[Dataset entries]
━━━━━━

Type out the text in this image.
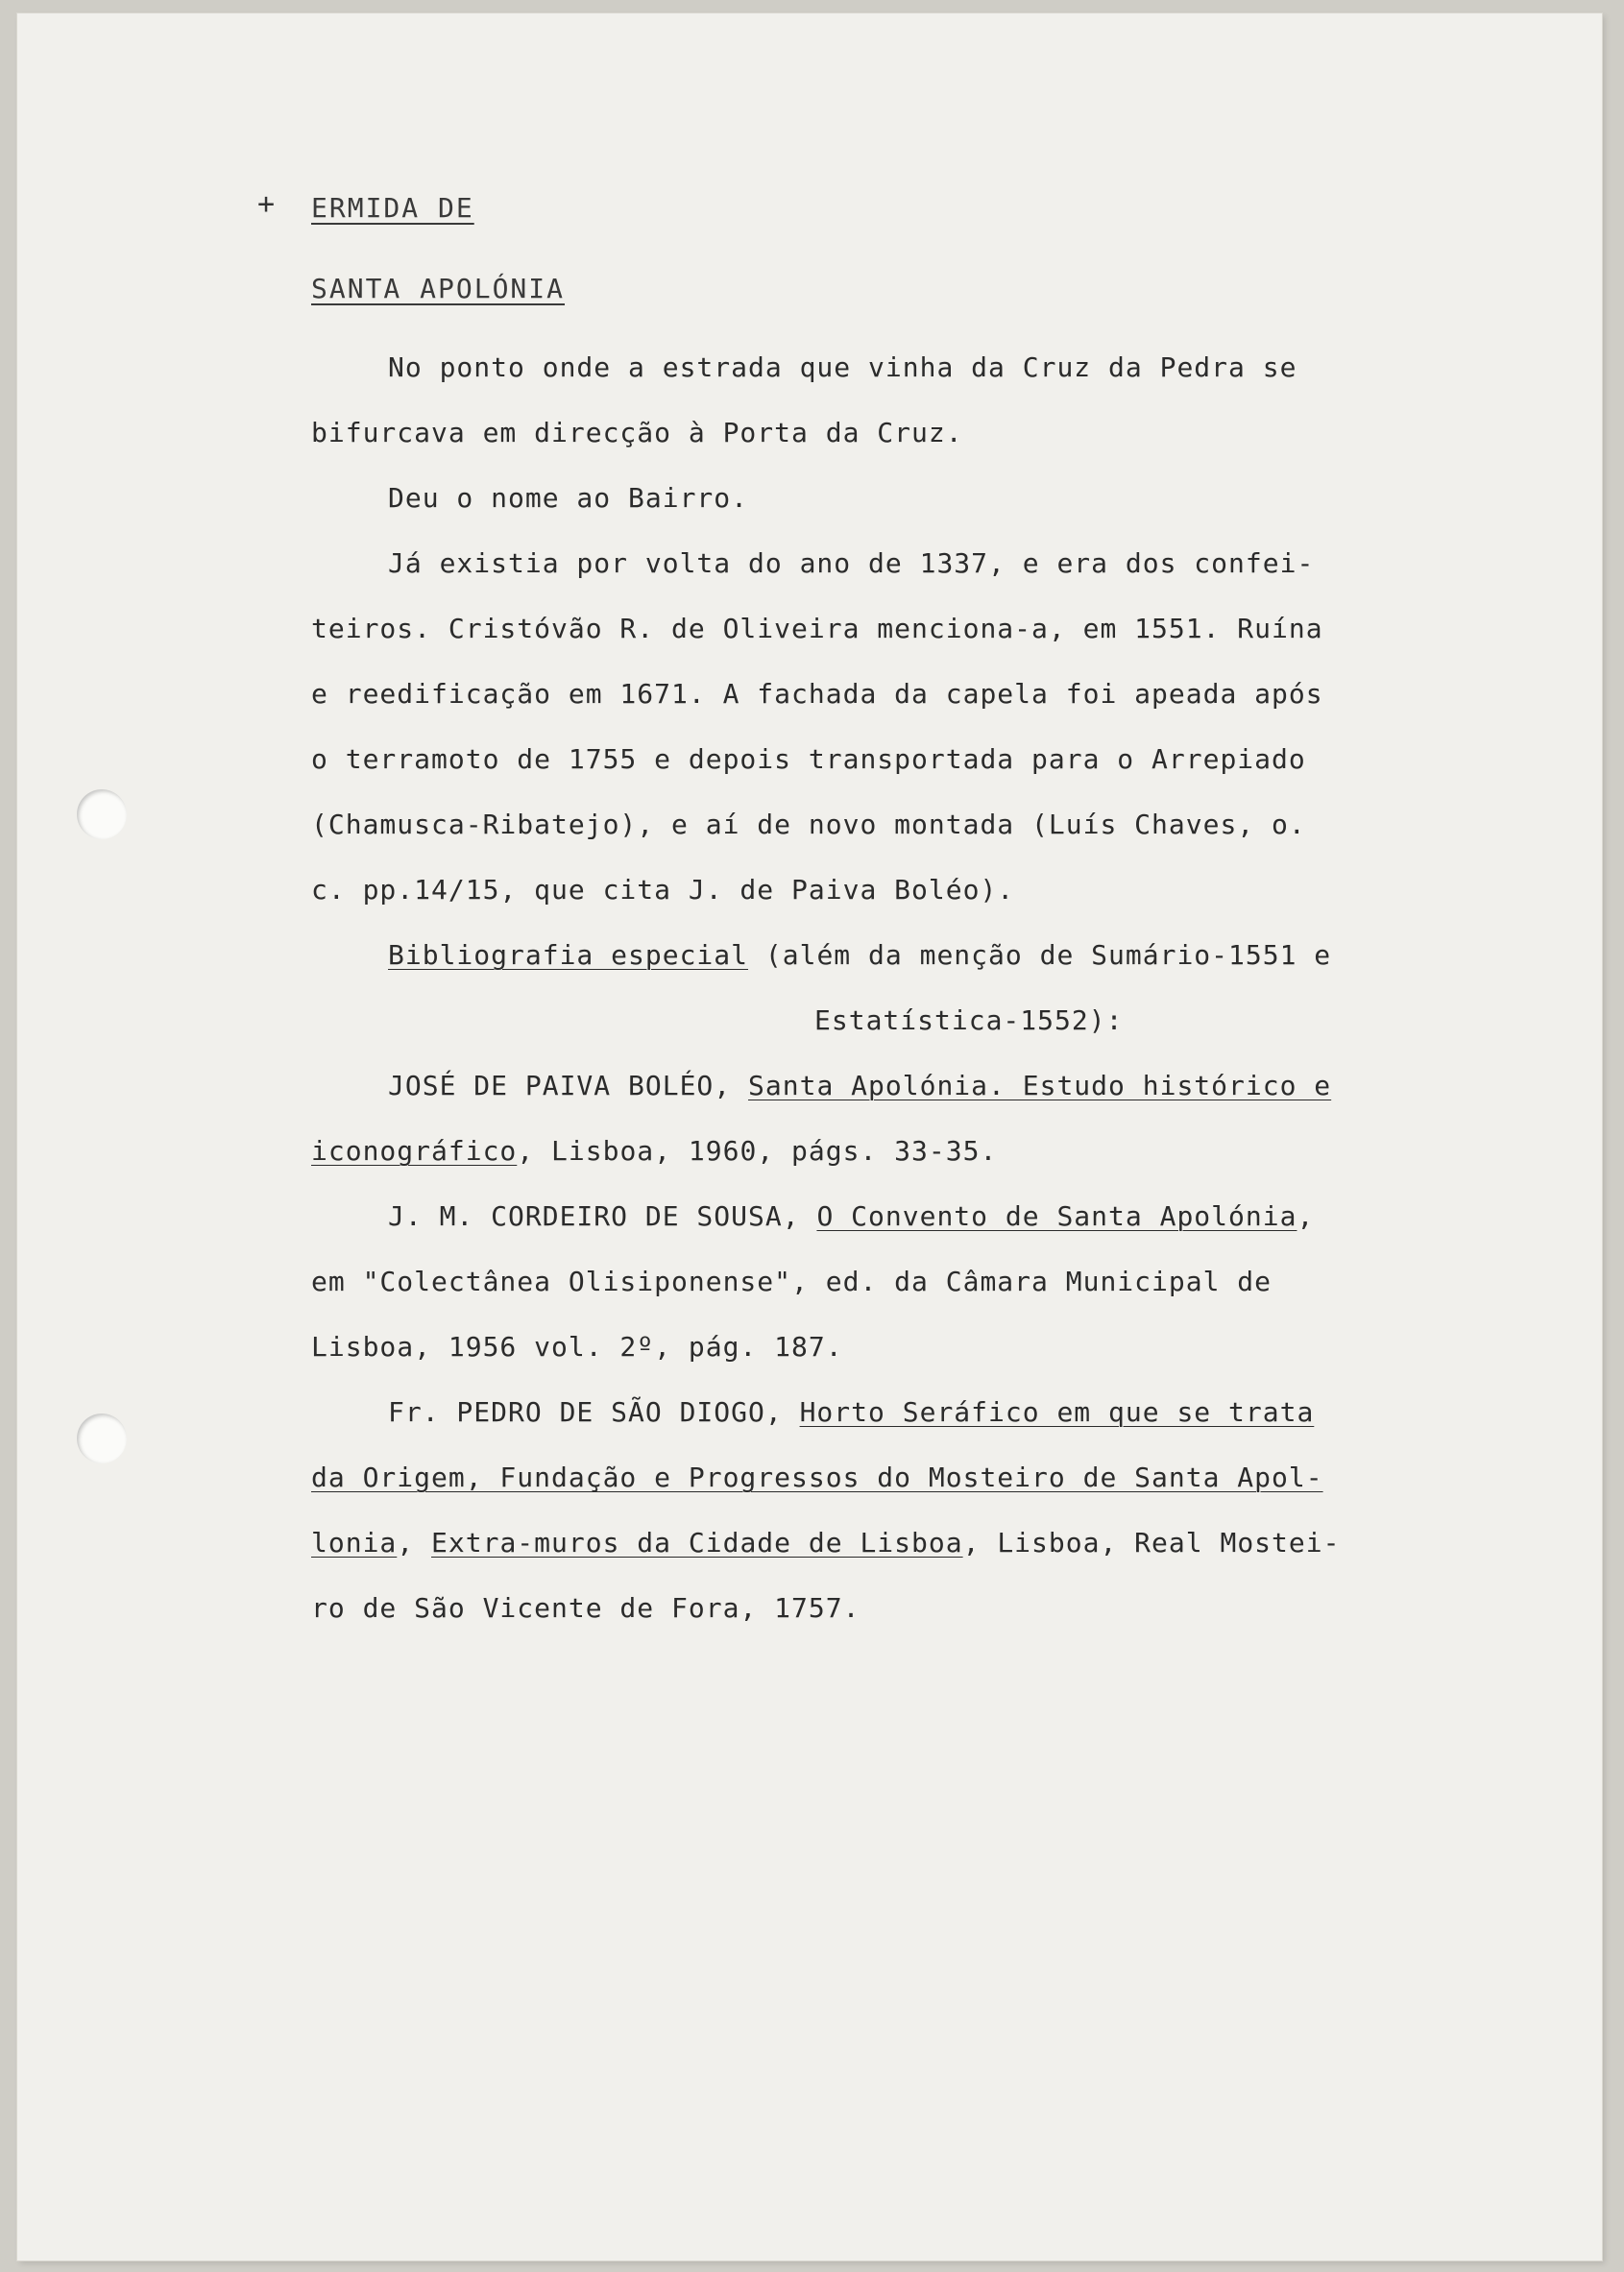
+ ERMIDA DE
SANTA APOLÓNIA
No ponto onde a estrada que vinha da Cruz da Pedra se
bifurcava em direcção à Porta da Cruz.
Deu o nome ao Bairro.
Já existia por volta do ano de 1337, e era dos confei-
teiros. Cristóvão R. de Oliveira menciona-a, em 1551. Ruína
e reedificação em 1671. A fachada da capela foi apeada após
o terramoto de 1755 e depois transportada para o Arrepiado
(Chamusca-Ribatejo), e aí de novo montada (Luís Chaves, o.
c. pp.14/15, que cita J. de Paiva Boléo).
Bibliografia especial (além da menção de Sumário-1551 e
Estatística-1552):
JOSÉ DE PAIVA BOLÉO, Santa Apolónia. Estudo histórico e
iconográfico, Lisboa, 1960, págs. 33-35.
J. M. CORDEIRO DE SOUSA, O Convento de Santa Apolónia,
em "Colectânea Olisiponense", ed. da Câmara Municipal de
Lisboa, 1956 vol. 2º, pág. 187.
Fr. PEDRO DE SÃO DIOGO, Horto Seráfico em que se trata
da Origem, Fundação e Progressos do Mosteiro de Santa Apol-
lonia, Extra-muros da Cidade de Lisboa, Lisboa, Real Mostei-
ro de São Vicente de Fora, 1757.
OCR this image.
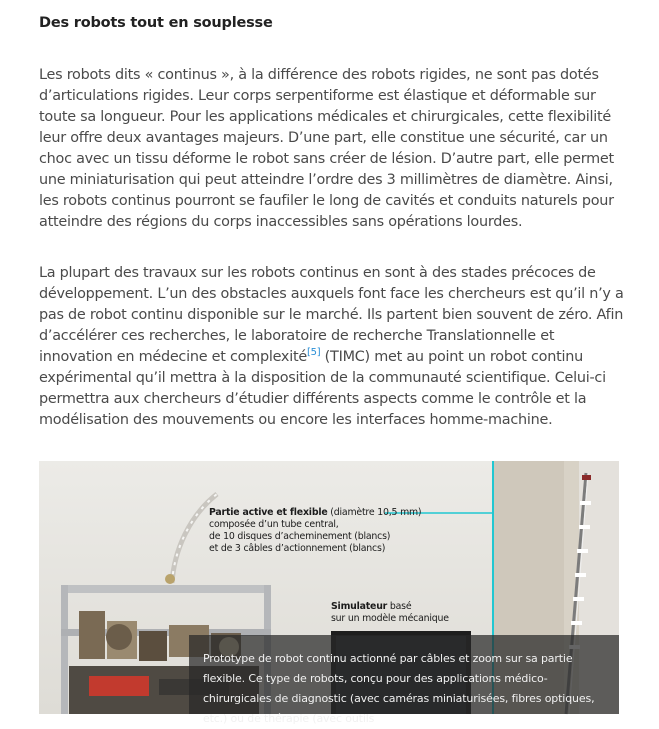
Des robots tout en souplesse

Les robots dits « continus », à la différence des robots rigides, ne sont pas dotés d’articulations rigides. Leur corps serpentiforme est élastique et déformable sur toute sa longueur. Pour les applications médicales et chirurgicales, cette flexibilité leur offre deux avantages majeurs. D’une part, elle constitue une sécurité, car un choc avec un tissu déforme le robot sans créer de lésion. D’autre part, elle permet une miniaturisation qui peut atteindre l’ordre des 3 millimètres de diamètre. Ainsi, les robots continus pourront se faufiler le long de cavités et conduits naturels pour atteindre des régions du corps inaccessibles sans opérations lourdes.

La plupart des travaux sur les robots continus en sont à des stades précoces de développement. L’un des obstacles auxquels font face les chercheurs est qu’il n’y a pas de robot continu disponible sur le marché. Ils partent bien souvent de zéro. Afin d’accélérer ces recherches, le laboratoire de recherche Translationnelle et innovation en médecine et complexité[5] (TIMC) met au point un robot continu expérimental qu’il mettra à la disposition de la communauté scientifique. Celui-ci permettra aux chercheurs d’étudier différents aspects comme le contrôle et la modélisation des mouvements ou encore les interfaces homme-machine.

Partie active et flexible (diamètre 10,5 mm)
composée d’un tube central,
de 10 disques d’acheminement (blancs)
et de 3 câbles d’actionnement (blancs)
Simulateur basé
sur un modèle mécanique
Prototype de robot continu actionné par câbles et zoom sur sa partie flexible. Ce type de robots, conçu pour des applications médico-chirurgicales de diagnostic (avec caméras miniaturisées, fibres optiques, etc.) ou de thérapie (avec outils
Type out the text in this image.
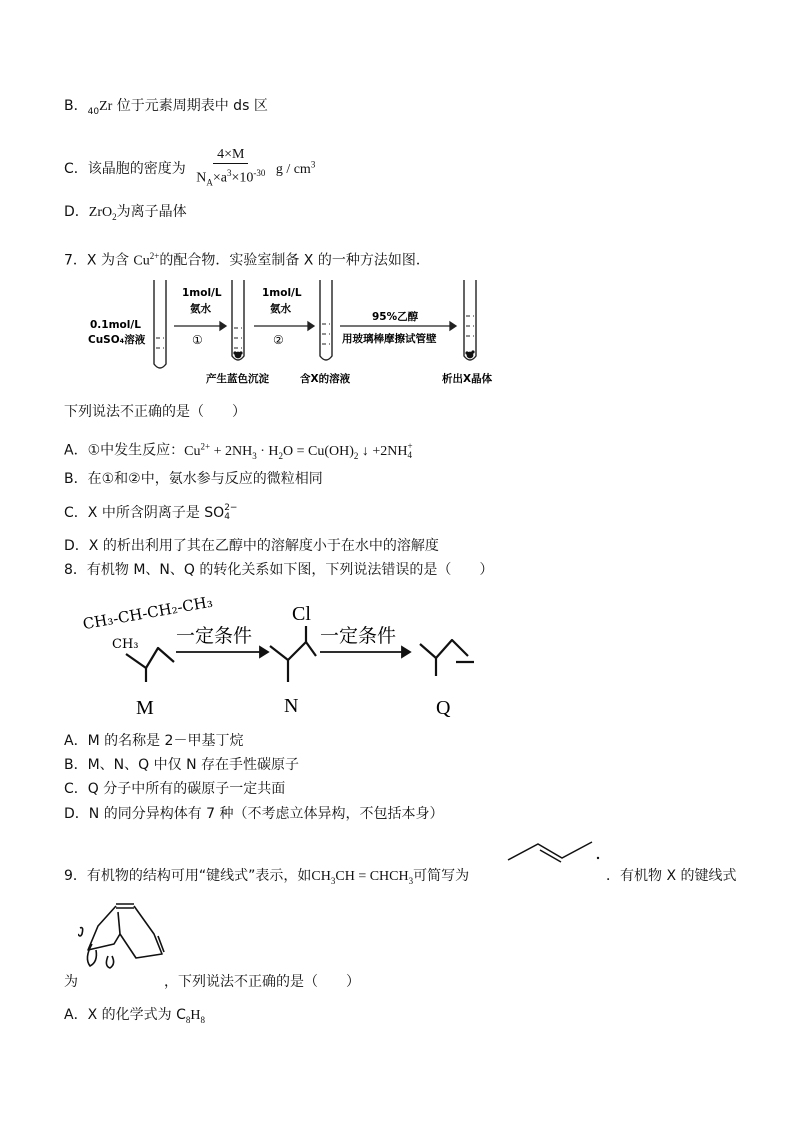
B．$_{40}$Zr 位于元素周期表中 ds 区
C．该晶胞的密度为 $\frac{4\times M}{N_A\times a^3\times 10^{-30}}$ g / $cm^3$
D．ZrO$_2$为离子晶体
7．X 为含 $Cu^{2+}$的配合物．实验室制备 X 的一种方法如图．
0.1mol/L
CuSO₄溶液
1mol/L
氨水
①
1mol/L
氨水
②
95%乙醇
用玻璃棒摩擦试管壁
产生蓝色沉淀	含X的溶液	析出X晶体
下列说法不正确的是（　　）
A．①中发生反应：$Cu^{2+} + 2NH_3 \cdot H_2O = Cu(OH)_2$ ↓ +2NH +
4
B．在①和②中，氨水参与反应的微粒相同
C．X 中所含阴离子是 SO 2−
4
D．X 的析出利用了其在乙醇中的溶解度小于在水中的溶解度
8．有机物 M、N、Q 的转化关系如下图，下列说法错误的是（　　）
CH₃-CH-CH₂-CH₃
CH₃ 一定条件	一定条件
Cl
M	N	Q
A．M 的名称是 2－甲基丁烷
B．M、N、Q 中仅 N 存在手性碳原子
C．Q 分子中所有的碳原子一定共面
D．N 的同分异构体有 7 种（不考虑立体异构，不包括本身）
9．有机物的结构可用“键线式”表示，如$CH_3CH$ = $CHCH_3$可简写为	．有机物 X 的键线式
为	，下列说法不正确的是（　　）
A．X 的化学式为 $C_8H_8$
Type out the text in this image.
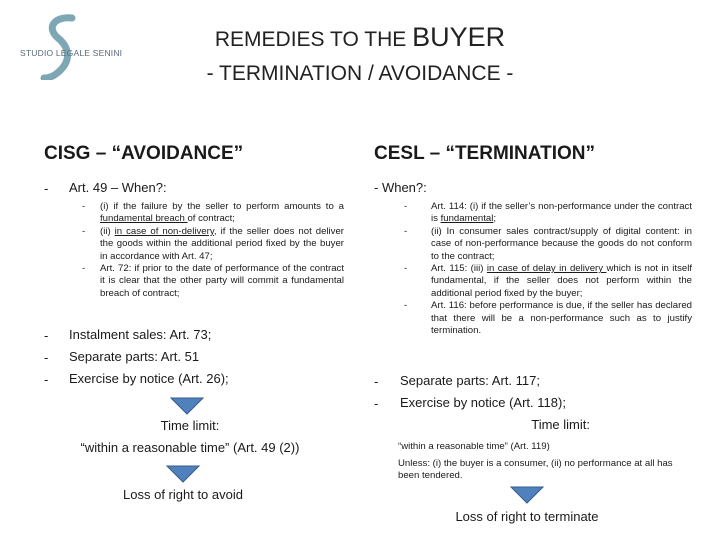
STUDIO LEGALE SENINI
REMEDIES TO THE BUYER
- TERMINATION / AVOIDANCE -
CISG – “AVOIDANCE”
- Art. 49 – When?:
-	(i) if the failure by the seller to perform amounts to a fundamental breach of contract;
-	(ii) in case of non-delivery, if the seller does not deliver the goods within the additional period fixed by the buyer in accordance with Art. 47;
-	Art. 72: if prior to the date of performance of the contract it is clear that the other party will commit a fundamental breach of contract;
- Instalment sales: Art. 73;
- Separate parts: Art. 51
- Exercise by notice (Art. 26);
Time limit:
“within a reasonable time” (Art. 49 (2))
Loss of right to avoid
CESL – “TERMINATION”
- When?:
-	Art. 114: (i) if the seller’s non-performance under the contract is fundamental;
-	(ii) In consumer sales contract/supply of digital content: in case of non-performance because the goods do not conform to the contract;
-	Art. 115: (iii) in case of delay in delivery which is not in itself fundamental, if the seller does not perform within the additional period fixed by the buyer;
-	Art. 116: before performance is due, if the seller has declared that there will be a non-performance such as to justify termination.
- Separate parts: Art. 117;
- Exercise by notice (Art. 118);
Time limit:
“within a reasonable time” (Art. 119)
Unless: (i) the buyer is a consumer, (ii) no performance at all has been tendered.
Loss of right to terminate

━━━━━━

▸ **Aim**:
How many of the listing's lines contain "Cruz"? Respond with a single number and nothing else.

▸ **Solution below**:
2